[Reading text]
# what size fan for a small room?



## ShuttyMcShutShut (Oct 3, 2006)

Im looking at the votex fans for exhaust.  My only question is that my room is 2' x 4' x 8'.  A 6" Vortex moves 449CFM....that seems like a lot for such a small room....i dont want do draw in so much air that I actually keep the room cooler than is needed for growth....anyone have any idea what CFM i should aim for?
Peace


----------



## HGB (Oct 4, 2006)

W x L x (H x 0.8) will give you the cfm needed for a 1 minute exchange....


----------



## Dr.GreenThumb (Oct 4, 2006)

6" vortec fan would be the smallest I would buy....


----------



## Tonto (Oct 5, 2006)

HGB said:
			
		

> W x L x (H x 0.8) will give you the cfm needed for a 1 minute exchange....

[Stored data]

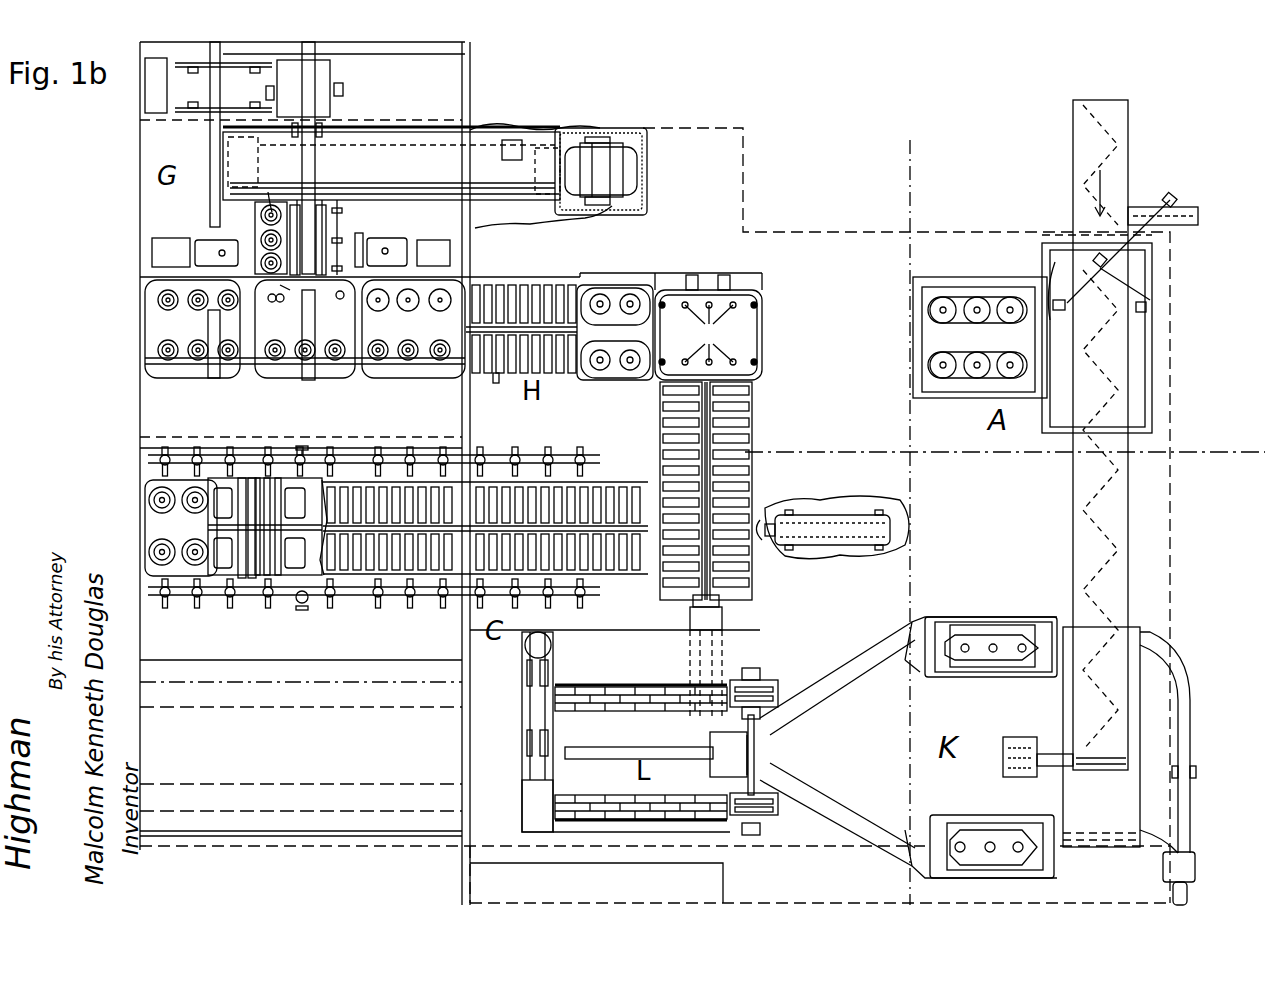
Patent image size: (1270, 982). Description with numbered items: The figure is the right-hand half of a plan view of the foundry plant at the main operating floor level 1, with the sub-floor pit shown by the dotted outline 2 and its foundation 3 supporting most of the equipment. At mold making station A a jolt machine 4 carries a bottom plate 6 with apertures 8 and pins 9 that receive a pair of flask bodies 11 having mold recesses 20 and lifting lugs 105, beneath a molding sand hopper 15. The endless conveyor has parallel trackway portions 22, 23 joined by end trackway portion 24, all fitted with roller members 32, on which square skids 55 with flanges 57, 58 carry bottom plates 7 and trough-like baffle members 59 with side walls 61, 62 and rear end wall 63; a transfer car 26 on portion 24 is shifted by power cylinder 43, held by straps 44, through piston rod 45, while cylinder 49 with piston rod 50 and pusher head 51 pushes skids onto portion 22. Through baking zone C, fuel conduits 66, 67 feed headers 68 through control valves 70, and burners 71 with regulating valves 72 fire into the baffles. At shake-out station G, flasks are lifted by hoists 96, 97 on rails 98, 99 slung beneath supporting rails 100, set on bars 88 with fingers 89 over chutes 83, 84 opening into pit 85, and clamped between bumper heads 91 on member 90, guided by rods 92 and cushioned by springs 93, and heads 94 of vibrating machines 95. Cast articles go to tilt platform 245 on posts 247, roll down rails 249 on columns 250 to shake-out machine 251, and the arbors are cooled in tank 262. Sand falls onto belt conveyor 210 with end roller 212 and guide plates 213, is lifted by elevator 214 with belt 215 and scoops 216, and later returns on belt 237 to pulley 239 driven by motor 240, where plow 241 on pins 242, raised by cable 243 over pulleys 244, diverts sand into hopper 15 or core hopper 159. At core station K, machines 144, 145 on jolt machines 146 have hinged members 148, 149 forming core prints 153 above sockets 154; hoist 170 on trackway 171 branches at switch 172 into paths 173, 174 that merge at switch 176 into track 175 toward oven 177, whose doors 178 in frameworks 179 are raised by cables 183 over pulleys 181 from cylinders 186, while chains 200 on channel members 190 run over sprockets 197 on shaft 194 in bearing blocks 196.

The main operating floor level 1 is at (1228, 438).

[Given problem 1] Please copy from the forum thread on exhaust fan size the part that opens with the words containing "## HGB (Oct" and closes with "I would buy....".
[Given problem 2]
Answer these questions from the forum thread on exhaust fan size:
(a) What are the dimensions of the room in the first post?
(b) How many CFM does a 6" Vortex move, according to that post?
(c) What formula does HGB give for the CFM needed for a 1 minute exchange?
[Given problem 3] Resume the forum thread on exhaust fan size, beginning right after its last line.

[Exercise response 1]
## HGB (Oct 4, 2006)

W x L x (H x 0.8) will give you the cfm needed for a 1 minute exchange....


----------



## Dr.GreenThumb (Oct 4, 2006)

6" vortec fan would be the smallest I would buy....

[Exercise response 2]
(a) 2' x 4' x 8'
(b) 449 CFM
(c) W x L x (H x 0.8)

[Exercise response 3]
So you're saying that a 51.2cfm fan will move the whole room of air in one minute? How is that? The total cubic feet of his room would be 64ft^3. That says to me that a 64CFM (cubic feet per minute) would be what would do it.... why the multiplier of .8??

A fan that moves 600+cfm's should move 10x the room's air in a minute.... sounds sufficient to me....


----------



## HGB (Oct 6, 2006)

Fluid1 said:
			
		

> So you're saying that a 51.2cfm fan will move the whole room of air in one minute? How is that? The total cubic feet of his room would be 64ft^3. That says to me that a 64CFM (cubic feet per minute) would be what would do it.... why the multiplier of .8??
> 
> A fan that moves 600+cfm's should move 10x the room's air in a minute.... sounds sufficient to me....



tiss your basic green house air exchange..... thats all that is needed for a 1 minute turn around of air only with a proper intake 3 times the size of the exshuast.... 

i just took the question as a basic one of how to replace the air as no mention of heat was made...

thats just a starting point number of the cfm's needed in the best of conditions..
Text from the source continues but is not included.